GIVEN RECORDS:
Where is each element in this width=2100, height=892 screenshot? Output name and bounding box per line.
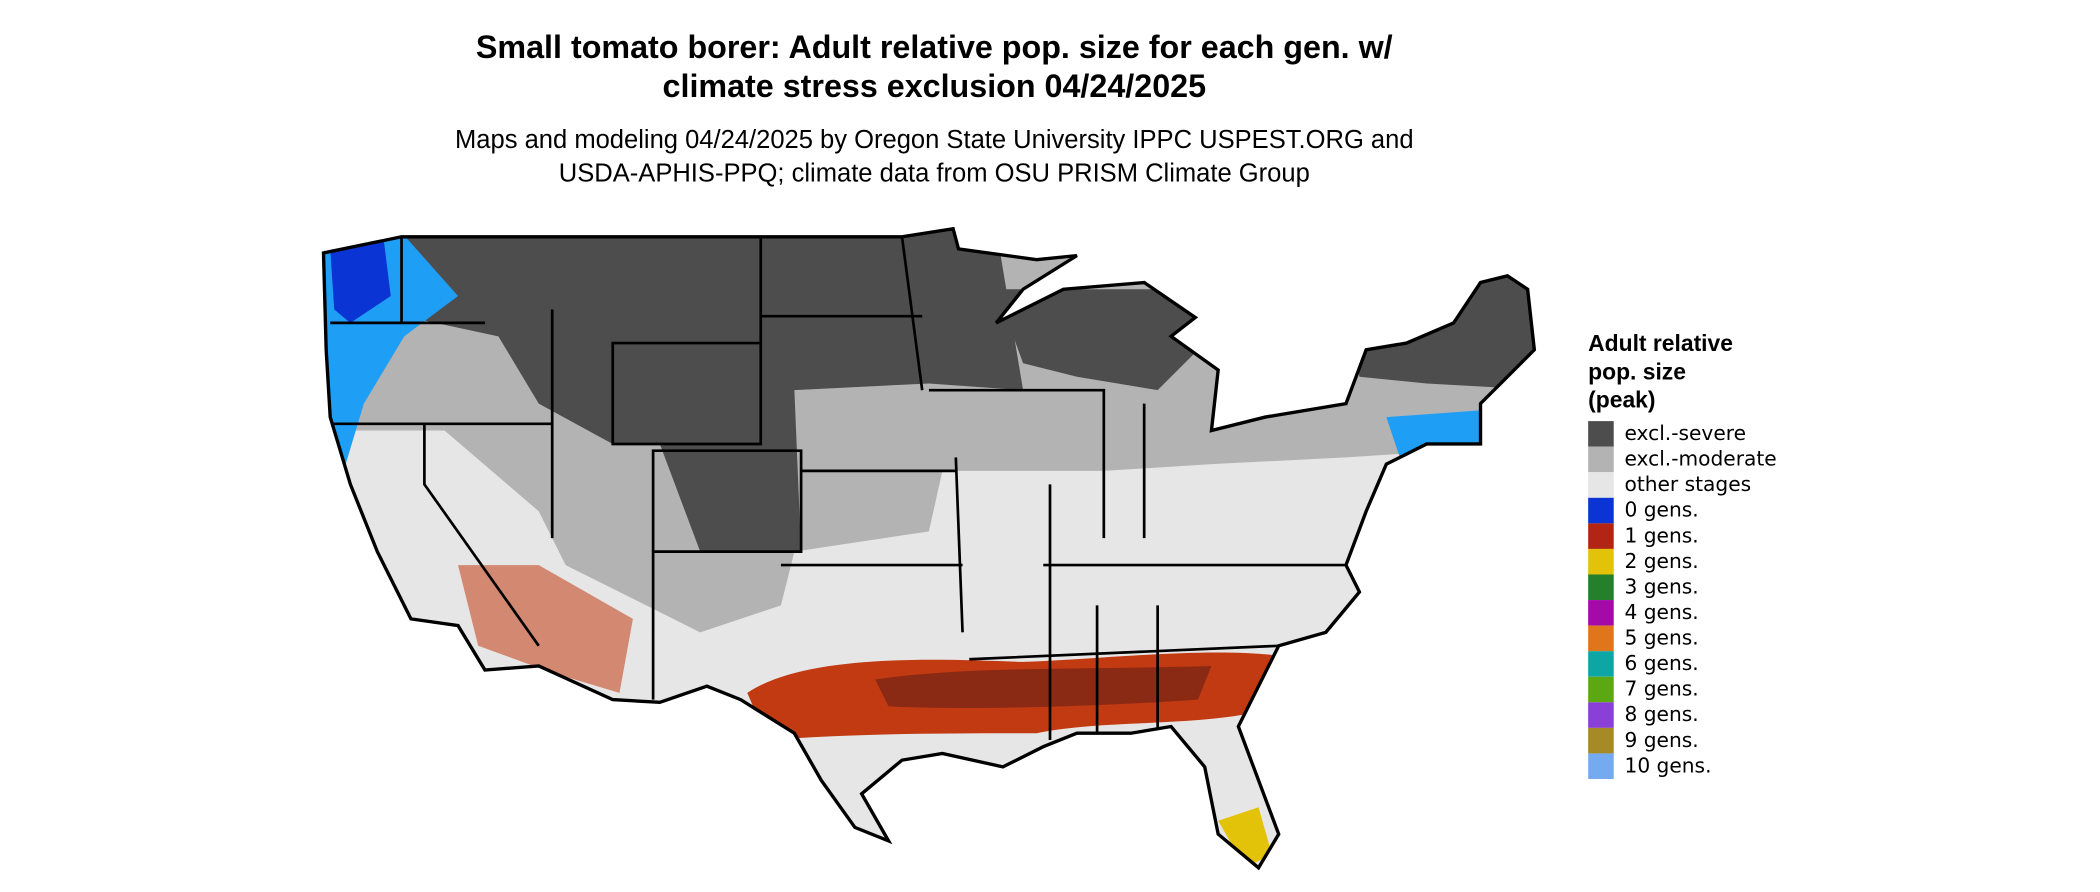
legend-label: 8 gens. xyxy=(1624,702,1698,726)
legend-label: 0 gens. xyxy=(1624,498,1698,522)
legend-label: 5 gens. xyxy=(1624,626,1698,650)
cold-region xyxy=(330,242,391,323)
legend-swatch xyxy=(1588,702,1614,728)
title-line: Small tomato borer: Adult relative pop. … xyxy=(476,29,1393,65)
legend-label: 10 gens. xyxy=(1624,753,1711,777)
severe-region xyxy=(1345,269,1535,391)
legend-label: excl.-moderate xyxy=(1624,447,1776,471)
legend-swatch xyxy=(1588,446,1614,473)
severe-region xyxy=(404,228,1024,552)
legend-swatch xyxy=(1588,574,1614,601)
legend-swatch xyxy=(1588,497,1614,524)
cold-region xyxy=(1386,410,1481,458)
legend-label: 4 gens. xyxy=(1624,600,1698,624)
gen1-region xyxy=(458,565,633,693)
legend-swatch xyxy=(1588,600,1614,626)
gen2-region xyxy=(1218,807,1272,868)
legend-label: 2 gens. xyxy=(1624,549,1698,573)
us-outline xyxy=(321,226,1537,871)
legend-swatch xyxy=(1588,523,1614,549)
state-borders xyxy=(330,236,1360,754)
legend-swatch xyxy=(1588,753,1614,779)
gen1-region xyxy=(875,665,1212,708)
severe-region xyxy=(996,289,1212,391)
legend-swatch xyxy=(1588,676,1614,703)
map xyxy=(323,228,1535,868)
legend-label: excl.-severe xyxy=(1624,421,1746,445)
subtitle-line: USDA-APHIS-PPQ; climate data from OSU PR… xyxy=(559,160,1310,188)
title-line: climate stress exclusion 04/24/2025 xyxy=(663,68,1207,104)
legend-label: other stages xyxy=(1624,472,1751,496)
legend-swatch xyxy=(1588,548,1614,575)
legend-title: (peak) xyxy=(1588,387,1655,413)
legend-label: 6 gens. xyxy=(1624,651,1698,675)
legend-swatch xyxy=(1588,651,1614,677)
legend-label: 1 gens. xyxy=(1624,523,1698,547)
legend-swatch xyxy=(1588,625,1614,652)
legend-label: 3 gens. xyxy=(1624,574,1698,598)
legend-title: pop. size xyxy=(1588,358,1686,384)
legend-swatch xyxy=(1588,727,1614,754)
legend-swatch xyxy=(1588,472,1614,498)
subtitle-line: Maps and modeling 04/24/2025 by Oregon S… xyxy=(455,126,1414,154)
legend-swatch xyxy=(1588,421,1614,447)
legend-label: 7 gens. xyxy=(1624,677,1698,701)
legend-title: Adult relative xyxy=(1588,330,1733,356)
legend-label: 9 gens. xyxy=(1624,728,1698,752)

EXERCISE OBJECTIVE: Reproduce the material above with every "legend-swatch" changed to "legend-key" and all other lines unchanged. Leave the picture out.

EXERCISE RESULT:
Where is each element in this width=2100, height=892 screenshot? Output name and bounding box per line.
legend-label: 8 gens. xyxy=(1624,702,1698,726)
legend-label: 0 gens. xyxy=(1624,498,1698,522)
legend-label: 5 gens. xyxy=(1624,626,1698,650)
cold-region xyxy=(330,242,391,323)
legend-key xyxy=(1588,702,1614,728)
title-line: Small tomato borer: Adult relative pop. … xyxy=(476,29,1393,65)
legend-label: 10 gens. xyxy=(1624,753,1711,777)
severe-region xyxy=(1345,269,1535,391)
legend-label: excl.-moderate xyxy=(1624,447,1776,471)
legend-key xyxy=(1588,446,1614,473)
severe-region xyxy=(404,228,1024,552)
legend-key xyxy=(1588,574,1614,601)
legend-key xyxy=(1588,497,1614,524)
cold-region xyxy=(1386,410,1481,458)
legend-label: 4 gens. xyxy=(1624,600,1698,624)
gen1-region xyxy=(458,565,633,693)
legend-key xyxy=(1588,600,1614,626)
gen2-region xyxy=(1218,807,1272,868)
legend-label: 2 gens. xyxy=(1624,549,1698,573)
us-outline xyxy=(321,226,1537,871)
legend-key xyxy=(1588,523,1614,549)
state-borders xyxy=(330,236,1360,754)
legend-key xyxy=(1588,753,1614,779)
gen1-region xyxy=(875,665,1212,708)
severe-region xyxy=(996,289,1212,391)
legend-key xyxy=(1588,676,1614,703)
map xyxy=(323,228,1535,868)
legend-label: excl.-severe xyxy=(1624,421,1746,445)
subtitle-line: USDA-APHIS-PPQ; climate data from OSU PR… xyxy=(559,160,1310,188)
title-line: climate stress exclusion 04/24/2025 xyxy=(663,68,1207,104)
legend-label: other stages xyxy=(1624,472,1751,496)
legend-key xyxy=(1588,548,1614,575)
legend-title: (peak) xyxy=(1588,387,1655,413)
legend-label: 6 gens. xyxy=(1624,651,1698,675)
legend-key xyxy=(1588,651,1614,677)
legend-label: 1 gens. xyxy=(1624,523,1698,547)
legend-key xyxy=(1588,625,1614,652)
legend-label: 3 gens. xyxy=(1624,574,1698,598)
legend-title: pop. size xyxy=(1588,358,1686,384)
legend-key xyxy=(1588,727,1614,754)
legend-key xyxy=(1588,472,1614,498)
subtitle-line: Maps and modeling 04/24/2025 by Oregon S… xyxy=(455,126,1414,154)
legend-key xyxy=(1588,421,1614,447)
legend-label: 7 gens. xyxy=(1624,677,1698,701)
legend-title: Adult relative xyxy=(1588,330,1733,356)
legend-label: 9 gens. xyxy=(1624,728,1698,752)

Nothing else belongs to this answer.